STATED EXERCISE >> Present the following entries again, word for word and in full.

◆ ◆ ◆ ◆

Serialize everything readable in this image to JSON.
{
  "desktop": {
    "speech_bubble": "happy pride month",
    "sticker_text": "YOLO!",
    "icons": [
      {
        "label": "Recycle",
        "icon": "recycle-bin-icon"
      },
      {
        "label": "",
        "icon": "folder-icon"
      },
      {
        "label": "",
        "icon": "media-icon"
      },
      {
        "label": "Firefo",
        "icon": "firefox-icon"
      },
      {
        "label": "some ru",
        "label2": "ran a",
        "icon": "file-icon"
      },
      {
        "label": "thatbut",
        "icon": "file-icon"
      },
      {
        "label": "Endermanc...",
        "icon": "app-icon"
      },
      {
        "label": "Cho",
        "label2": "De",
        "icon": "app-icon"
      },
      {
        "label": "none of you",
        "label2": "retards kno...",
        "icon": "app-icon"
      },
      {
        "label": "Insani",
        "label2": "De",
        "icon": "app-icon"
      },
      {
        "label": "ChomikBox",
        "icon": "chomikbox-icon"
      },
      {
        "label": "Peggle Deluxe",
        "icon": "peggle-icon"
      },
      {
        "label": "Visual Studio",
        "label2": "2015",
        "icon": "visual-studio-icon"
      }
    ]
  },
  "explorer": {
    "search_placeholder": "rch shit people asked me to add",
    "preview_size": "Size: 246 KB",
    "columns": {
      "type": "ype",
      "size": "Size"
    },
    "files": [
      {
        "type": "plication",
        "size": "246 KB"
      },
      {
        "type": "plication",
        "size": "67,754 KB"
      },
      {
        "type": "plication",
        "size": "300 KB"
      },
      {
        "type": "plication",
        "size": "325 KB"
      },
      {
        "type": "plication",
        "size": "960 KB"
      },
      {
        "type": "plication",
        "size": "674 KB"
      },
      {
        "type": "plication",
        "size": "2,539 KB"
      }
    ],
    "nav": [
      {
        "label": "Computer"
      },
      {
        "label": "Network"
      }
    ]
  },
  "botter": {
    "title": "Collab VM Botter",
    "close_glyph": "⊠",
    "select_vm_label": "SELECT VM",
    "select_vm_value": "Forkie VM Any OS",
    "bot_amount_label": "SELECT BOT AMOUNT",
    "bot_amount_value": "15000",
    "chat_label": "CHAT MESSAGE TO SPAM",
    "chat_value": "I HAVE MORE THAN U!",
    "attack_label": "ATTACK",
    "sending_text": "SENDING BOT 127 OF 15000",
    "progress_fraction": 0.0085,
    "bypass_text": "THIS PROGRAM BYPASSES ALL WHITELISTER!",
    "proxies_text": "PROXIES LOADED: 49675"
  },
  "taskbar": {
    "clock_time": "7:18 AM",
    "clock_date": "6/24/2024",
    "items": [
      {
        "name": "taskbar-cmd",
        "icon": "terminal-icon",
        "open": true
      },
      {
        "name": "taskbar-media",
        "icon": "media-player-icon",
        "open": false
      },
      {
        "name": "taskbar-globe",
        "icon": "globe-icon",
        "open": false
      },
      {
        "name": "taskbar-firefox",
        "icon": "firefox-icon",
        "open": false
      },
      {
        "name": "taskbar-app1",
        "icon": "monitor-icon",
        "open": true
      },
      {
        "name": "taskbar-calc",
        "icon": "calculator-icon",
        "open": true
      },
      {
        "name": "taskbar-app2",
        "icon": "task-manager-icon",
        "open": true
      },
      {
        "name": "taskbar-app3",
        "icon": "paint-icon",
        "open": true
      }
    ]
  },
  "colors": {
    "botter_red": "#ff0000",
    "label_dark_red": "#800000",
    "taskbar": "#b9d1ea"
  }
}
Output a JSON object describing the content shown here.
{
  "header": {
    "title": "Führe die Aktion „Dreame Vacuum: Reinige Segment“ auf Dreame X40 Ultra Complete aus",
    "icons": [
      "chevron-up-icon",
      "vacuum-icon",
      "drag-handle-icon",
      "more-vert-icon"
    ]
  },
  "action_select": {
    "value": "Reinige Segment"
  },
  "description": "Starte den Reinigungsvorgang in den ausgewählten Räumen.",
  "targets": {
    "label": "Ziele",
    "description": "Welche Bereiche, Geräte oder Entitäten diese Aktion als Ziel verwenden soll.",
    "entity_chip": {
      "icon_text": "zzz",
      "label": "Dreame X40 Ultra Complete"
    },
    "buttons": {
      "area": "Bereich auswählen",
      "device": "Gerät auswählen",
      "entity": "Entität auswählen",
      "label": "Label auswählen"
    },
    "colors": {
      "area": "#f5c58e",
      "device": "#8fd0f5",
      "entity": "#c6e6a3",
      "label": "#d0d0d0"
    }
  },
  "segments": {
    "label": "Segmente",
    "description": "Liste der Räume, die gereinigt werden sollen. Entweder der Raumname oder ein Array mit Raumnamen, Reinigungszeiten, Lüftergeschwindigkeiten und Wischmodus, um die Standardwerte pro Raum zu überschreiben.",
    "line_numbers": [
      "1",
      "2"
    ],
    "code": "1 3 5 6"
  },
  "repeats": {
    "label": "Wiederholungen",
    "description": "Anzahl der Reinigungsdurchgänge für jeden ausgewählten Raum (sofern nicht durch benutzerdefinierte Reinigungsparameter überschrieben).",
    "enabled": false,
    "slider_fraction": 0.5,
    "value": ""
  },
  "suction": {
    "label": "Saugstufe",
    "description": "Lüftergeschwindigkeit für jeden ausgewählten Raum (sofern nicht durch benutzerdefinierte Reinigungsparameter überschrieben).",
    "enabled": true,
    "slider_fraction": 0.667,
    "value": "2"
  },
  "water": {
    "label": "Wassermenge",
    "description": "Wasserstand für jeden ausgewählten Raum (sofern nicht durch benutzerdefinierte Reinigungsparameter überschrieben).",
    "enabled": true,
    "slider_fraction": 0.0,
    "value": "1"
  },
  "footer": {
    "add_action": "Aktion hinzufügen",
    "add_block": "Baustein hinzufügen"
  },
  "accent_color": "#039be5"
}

◆ ◆ ◆ ◆

TASK ANSWER >>
Serialize everything readable in this image to JSON.
{
  "desktop": {
    "speech_bubble": "happy pride month",
    "sticker_text": "YOLO!",
    "icons": [
      {
        "label": "Recycle",
        "icon": "recycle-bin-icon"
      },
      {
        "label": "",
        "icon": "folder-icon"
      },
      {
        "label": "",
        "icon": "media-icon"
      },
      {
        "label": "Firefo",
        "icon": "firefox-icon"
      },
      {
        "label": "some ru",
        "label2": "ran a",
        "icon": "file-icon"
      },
      {
        "label": "thatbut",
        "icon": "file-icon"
      },
      {
        "label": "Endermanc...",
        "icon": "app-icon"
      },
      {
        "label": "Cho",
        "label2": "De",
        "icon": "app-icon"
      },
      {
        "label": "none of you",
        "label2": "retards kno...",
        "icon": "app-icon"
      },
      {
        "label": "Insani",
        "label2": "De",
        "icon": "app-icon"
      },
      {
        "label": "ChomikBox",
        "icon": "chomikbox-icon"
      },
      {
        "label": "Peggle Deluxe",
        "icon": "peggle-icon"
      },
      {
        "label": "Visual Studio",
        "label2": "2015",
        "icon": "visual-studio-icon"
      }
    ]
  },
  "explorer": {
    "search_placeholder": "rch shit people asked me to add",
    "preview_size": "Size: 246 KB",
    "columns": {
      "type": "ype",
      "size": "Size"
    },
    "files": [
      {
        "type": "plication",
        "size": "246 KB"
      },
      {
        "type": "plication",
        "size": "67,754 KB"
      },
      {
        "type": "plication",
        "size": "300 KB"
      },
      {
        "type": "plication",
        "size": "325 KB"
      },
      {
        "type": "plication",
        "size": "960 KB"
      },
      {
        "type": "plication",
        "size": "674 KB"
      },
      {
        "type": "plication",
        "size": "2,539 KB"
      }
    ],
    "nav": [
      {
        "label": "Computer"
      },
      {
        "label": "Network"
      }
    ]
  },
  "botter": {
    "title": "Collab VM Botter",
    "close_glyph": "⊠",
    "select_vm_label": "SELECT VM",
    "select_vm_value": "Forkie VM Any OS",
    "bot_amount_label": "SELECT BOT AMOUNT",
    "bot_amount_value": "15000",
    "chat_label": "CHAT MESSAGE TO SPAM",
    "chat_value": "I HAVE MORE THAN U!",
    "attack_label": "ATTACK",
    "sending_text": "SENDING BOT 127 OF 15000",
    "progress_fraction": 0.0085,
    "bypass_text": "THIS PROGRAM BYPASSES ALL WHITELISTER!",
    "proxies_text": "PROXIES LOADED: 49675"
  },
  "taskbar": {
    "clock_time": "7:18 AM",
    "clock_date": "6/24/2024",
    "items": [
      {
        "name": "taskbar-cmd",
        "icon": "terminal-icon",
        "open": true
      },
      {
        "name": "taskbar-media",
        "icon": "media-player-icon",
        "open": false
      },
      {
        "name": "taskbar-globe",
        "icon": "globe-icon",
        "open": false
      },
      {
        "name": "taskbar-firefox",
        "icon": "firefox-icon",
        "open": false
      },
      {
        "name": "taskbar-app1",
        "icon": "monitor-icon",
        "open": true
      },
      {
        "name": "taskbar-calc",
        "icon": "calculator-icon",
        "open": true
      },
      {
        "name": "taskbar-app2",
        "icon": "task-manager-icon",
        "open": true
      },
      {
        "name": "taskbar-app3",
        "icon": "paint-icon",
        "open": true
      }
    ]
  },
  "colors": {
    "botter_red": "#ff0000",
    "label_dark_red": "#800000",
    "taskbar": "#b9d1ea"
  }
}
Output a JSON object describing the content shown here.
{
  "header": {
    "title": "Führe die Aktion „Dreame Vacuum: Reinige Segment“ auf Dreame X40 Ultra Complete aus",
    "icons": [
      "chevron-up-icon",
      "vacuum-icon",
      "drag-handle-icon",
      "more-vert-icon"
    ]
  },
  "action_select": {
    "value": "Reinige Segment"
  },
  "description": "Starte den Reinigungsvorgang in den ausgewählten Räumen.",
  "targets": {
    "label": "Ziele",
    "description": "Welche Bereiche, Geräte oder Entitäten diese Aktion als Ziel verwenden soll.",
    "entity_chip": {
      "icon_text": "zzz",
      "label": "Dreame X40 Ultra Complete"
    },
    "buttons": {
      "area": "Bereich auswählen",
      "device": "Gerät auswählen",
      "entity": "Entität auswählen",
      "label": "Label auswählen"
    },
    "colors": {
      "area": "#f5c58e",
      "device": "#8fd0f5",
      "entity": "#c6e6a3",
      "label": "#d0d0d0"
    }
  },
  "segments": {
    "label": "Segmente",
    "description": "Liste der Räume, die gereinigt werden sollen. Entweder der Raumname oder ein Array mit Raumnamen, Reinigungszeiten, Lüftergeschwindigkeiten und Wischmodus, um die Standardwerte pro Raum zu überschreiben.",
    "line_numbers": [
      "1",
      "2"
    ],
    "code": "1 3 5 6"
  },
  "repeats": {
    "label": "Wiederholungen",
    "description": "Anzahl der Reinigungsdurchgänge für jeden ausgewählten Raum (sofern nicht durch benutzerdefinierte Reinigungsparameter überschrieben).",
    "enabled": false,
    "slider_fraction": 0.5,
    "value": ""
  },
  "suction": {
    "label": "Saugstufe",
    "description": "Lüftergeschwindigkeit für jeden ausgewählten Raum (sofern nicht durch benutzerdefinierte Reinigungsparameter überschrieben).",
    "enabled": true,
    "slider_fraction": 0.667,
    "value": "2"
  },
  "water": {
    "label": "Wassermenge",
    "description": "Wasserstand für jeden ausgewählten Raum (sofern nicht durch benutzerdefinierte Reinigungsparameter überschrieben).",
    "enabled": true,
    "slider_fraction": 0.0,
    "value": "1"
  },
  "footer": {
    "add_action": "Aktion hinzufügen",
    "add_block": "Baustein hinzufügen"
  },
  "accent_color": "#039be5"
}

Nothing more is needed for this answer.